◆ What the exercise asks
Look for the string "page" in every line, and copy each line that has it.

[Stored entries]
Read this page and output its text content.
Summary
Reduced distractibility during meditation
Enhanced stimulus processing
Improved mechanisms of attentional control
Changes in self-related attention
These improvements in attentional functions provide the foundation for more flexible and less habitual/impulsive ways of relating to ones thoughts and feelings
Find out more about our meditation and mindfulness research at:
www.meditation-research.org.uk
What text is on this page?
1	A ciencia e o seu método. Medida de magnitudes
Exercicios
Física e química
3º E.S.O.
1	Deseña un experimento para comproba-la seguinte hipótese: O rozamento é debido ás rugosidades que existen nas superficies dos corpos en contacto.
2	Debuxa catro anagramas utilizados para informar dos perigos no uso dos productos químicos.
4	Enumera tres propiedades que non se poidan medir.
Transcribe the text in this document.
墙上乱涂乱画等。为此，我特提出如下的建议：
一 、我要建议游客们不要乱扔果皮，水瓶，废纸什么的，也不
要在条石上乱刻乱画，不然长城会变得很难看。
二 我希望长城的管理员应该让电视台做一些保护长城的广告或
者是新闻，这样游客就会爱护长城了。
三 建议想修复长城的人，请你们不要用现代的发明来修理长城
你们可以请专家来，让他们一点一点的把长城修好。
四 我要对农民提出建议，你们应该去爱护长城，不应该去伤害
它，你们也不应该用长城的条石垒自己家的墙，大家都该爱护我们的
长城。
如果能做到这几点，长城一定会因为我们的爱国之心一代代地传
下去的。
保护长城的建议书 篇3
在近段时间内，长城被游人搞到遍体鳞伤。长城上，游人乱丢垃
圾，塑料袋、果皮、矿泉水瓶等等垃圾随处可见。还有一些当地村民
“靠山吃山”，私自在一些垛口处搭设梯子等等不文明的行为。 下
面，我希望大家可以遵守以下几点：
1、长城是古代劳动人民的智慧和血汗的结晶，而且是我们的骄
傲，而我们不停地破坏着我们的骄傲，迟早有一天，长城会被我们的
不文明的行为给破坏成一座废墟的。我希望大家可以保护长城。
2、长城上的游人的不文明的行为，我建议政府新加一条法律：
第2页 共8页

◆ Problem solution
Read this page and output its text content.
What text is on this page?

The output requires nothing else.